[Figure record extracts]
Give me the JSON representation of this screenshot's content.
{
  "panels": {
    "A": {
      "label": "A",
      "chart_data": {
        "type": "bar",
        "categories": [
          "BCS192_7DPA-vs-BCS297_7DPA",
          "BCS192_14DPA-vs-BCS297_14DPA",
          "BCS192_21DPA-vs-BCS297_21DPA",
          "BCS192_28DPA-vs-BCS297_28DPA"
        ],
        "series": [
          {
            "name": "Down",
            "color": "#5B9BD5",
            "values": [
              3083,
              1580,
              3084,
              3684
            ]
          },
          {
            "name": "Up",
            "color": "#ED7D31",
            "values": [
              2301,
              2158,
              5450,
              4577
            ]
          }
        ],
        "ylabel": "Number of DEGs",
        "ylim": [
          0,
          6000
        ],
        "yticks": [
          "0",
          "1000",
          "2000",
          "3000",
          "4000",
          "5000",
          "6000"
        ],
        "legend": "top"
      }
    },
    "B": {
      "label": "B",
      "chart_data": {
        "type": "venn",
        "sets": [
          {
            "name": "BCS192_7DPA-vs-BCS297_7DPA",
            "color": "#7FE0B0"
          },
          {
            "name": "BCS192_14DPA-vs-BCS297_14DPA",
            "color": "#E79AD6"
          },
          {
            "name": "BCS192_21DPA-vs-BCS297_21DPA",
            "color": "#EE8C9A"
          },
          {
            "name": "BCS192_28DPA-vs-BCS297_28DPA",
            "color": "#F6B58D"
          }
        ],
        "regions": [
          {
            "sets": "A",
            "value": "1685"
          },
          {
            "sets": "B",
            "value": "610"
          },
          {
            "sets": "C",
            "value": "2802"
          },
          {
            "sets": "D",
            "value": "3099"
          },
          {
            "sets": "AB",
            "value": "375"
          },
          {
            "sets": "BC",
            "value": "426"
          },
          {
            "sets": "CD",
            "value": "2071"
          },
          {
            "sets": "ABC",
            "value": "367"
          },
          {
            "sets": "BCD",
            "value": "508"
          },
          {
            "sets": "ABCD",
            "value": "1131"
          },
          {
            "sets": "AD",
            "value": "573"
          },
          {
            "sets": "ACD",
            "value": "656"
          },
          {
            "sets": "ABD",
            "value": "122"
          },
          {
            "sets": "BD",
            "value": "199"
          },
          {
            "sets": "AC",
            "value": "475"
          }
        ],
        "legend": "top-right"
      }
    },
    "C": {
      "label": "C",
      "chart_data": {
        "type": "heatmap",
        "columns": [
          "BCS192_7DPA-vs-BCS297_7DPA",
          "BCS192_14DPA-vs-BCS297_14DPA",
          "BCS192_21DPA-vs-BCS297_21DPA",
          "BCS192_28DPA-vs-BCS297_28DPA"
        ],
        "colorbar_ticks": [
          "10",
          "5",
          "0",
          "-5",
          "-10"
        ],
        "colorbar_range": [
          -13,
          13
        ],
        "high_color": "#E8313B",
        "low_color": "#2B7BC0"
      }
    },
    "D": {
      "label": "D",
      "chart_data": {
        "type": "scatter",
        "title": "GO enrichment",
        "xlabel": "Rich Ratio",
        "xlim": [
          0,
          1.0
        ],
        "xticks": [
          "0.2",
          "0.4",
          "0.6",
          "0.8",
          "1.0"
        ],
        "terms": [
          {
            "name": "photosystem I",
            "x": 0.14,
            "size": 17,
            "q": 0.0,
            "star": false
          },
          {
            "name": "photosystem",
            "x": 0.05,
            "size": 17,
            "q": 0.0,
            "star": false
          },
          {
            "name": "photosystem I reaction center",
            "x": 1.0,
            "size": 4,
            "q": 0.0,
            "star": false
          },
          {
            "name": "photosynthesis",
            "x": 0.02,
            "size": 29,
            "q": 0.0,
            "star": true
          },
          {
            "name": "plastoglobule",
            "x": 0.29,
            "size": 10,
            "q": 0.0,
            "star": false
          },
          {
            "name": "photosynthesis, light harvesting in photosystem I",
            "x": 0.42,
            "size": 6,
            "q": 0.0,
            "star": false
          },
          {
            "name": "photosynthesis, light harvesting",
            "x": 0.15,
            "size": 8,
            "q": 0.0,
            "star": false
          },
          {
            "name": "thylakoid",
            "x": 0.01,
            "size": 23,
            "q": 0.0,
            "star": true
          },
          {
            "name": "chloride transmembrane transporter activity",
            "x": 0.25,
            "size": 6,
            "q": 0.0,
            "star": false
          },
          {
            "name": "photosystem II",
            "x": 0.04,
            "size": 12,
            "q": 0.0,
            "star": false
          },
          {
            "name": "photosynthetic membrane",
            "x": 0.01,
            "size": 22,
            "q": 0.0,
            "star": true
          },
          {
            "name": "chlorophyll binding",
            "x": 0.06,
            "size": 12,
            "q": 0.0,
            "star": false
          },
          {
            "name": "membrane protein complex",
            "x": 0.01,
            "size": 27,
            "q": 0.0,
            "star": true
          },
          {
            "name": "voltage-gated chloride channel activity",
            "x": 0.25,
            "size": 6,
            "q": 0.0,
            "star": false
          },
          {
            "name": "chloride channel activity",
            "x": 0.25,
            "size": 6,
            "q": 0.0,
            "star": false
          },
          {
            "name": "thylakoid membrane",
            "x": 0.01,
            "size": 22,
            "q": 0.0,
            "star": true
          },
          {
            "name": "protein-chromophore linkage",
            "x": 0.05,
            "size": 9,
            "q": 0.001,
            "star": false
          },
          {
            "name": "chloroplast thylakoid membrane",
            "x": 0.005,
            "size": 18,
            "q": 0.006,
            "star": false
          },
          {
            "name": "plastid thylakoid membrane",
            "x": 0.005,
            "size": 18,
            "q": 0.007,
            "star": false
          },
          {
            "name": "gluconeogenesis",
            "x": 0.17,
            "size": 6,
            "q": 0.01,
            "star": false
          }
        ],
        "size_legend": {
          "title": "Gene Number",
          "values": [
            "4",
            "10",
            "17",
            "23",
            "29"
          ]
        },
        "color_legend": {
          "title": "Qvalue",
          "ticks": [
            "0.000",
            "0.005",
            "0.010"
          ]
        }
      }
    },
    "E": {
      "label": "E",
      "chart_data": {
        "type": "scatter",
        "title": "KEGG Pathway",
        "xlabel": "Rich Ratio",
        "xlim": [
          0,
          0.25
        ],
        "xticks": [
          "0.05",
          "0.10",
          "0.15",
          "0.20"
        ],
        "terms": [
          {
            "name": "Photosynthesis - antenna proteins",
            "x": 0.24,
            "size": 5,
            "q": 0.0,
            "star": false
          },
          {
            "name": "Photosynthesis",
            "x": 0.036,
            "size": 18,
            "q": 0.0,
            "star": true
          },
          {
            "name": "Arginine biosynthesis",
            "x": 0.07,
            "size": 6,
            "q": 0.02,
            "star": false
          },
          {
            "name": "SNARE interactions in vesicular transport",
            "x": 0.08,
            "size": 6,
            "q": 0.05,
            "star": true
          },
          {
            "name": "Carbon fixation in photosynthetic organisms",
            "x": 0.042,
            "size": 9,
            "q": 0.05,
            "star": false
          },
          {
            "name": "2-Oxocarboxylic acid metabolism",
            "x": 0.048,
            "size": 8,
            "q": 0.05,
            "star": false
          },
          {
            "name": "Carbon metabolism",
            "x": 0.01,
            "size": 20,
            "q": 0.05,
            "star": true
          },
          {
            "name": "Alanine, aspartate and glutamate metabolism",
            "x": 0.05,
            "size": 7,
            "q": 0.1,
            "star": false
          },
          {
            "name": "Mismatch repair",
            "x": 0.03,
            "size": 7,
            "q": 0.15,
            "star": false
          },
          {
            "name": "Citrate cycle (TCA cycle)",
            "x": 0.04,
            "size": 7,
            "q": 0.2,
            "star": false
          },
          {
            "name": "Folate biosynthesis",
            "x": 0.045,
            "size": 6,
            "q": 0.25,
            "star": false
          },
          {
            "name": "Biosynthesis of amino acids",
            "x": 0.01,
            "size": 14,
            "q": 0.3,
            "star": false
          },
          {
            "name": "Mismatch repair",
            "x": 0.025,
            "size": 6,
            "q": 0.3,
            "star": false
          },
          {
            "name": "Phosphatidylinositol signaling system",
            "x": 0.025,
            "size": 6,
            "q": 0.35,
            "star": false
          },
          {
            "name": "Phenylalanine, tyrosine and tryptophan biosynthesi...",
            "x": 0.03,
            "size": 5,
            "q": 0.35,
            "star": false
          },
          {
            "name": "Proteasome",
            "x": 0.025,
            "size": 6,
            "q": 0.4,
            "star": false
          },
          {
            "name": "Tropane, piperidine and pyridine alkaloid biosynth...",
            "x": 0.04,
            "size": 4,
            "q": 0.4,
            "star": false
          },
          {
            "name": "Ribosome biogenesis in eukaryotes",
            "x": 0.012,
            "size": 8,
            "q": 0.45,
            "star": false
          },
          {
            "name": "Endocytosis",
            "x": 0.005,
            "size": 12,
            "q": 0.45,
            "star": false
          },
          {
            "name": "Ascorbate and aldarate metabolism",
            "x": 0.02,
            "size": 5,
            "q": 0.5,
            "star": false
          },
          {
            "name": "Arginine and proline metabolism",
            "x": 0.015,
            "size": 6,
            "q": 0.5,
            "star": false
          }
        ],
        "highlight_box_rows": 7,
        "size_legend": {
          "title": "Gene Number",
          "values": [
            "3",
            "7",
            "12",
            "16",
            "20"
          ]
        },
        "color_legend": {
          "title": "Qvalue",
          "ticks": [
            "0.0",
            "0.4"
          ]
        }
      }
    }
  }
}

◆ **Task requirements**: Among the lines above, find those holding the word "channel" and state how many there are, number only.

◆ **Answer to this exercise**: 2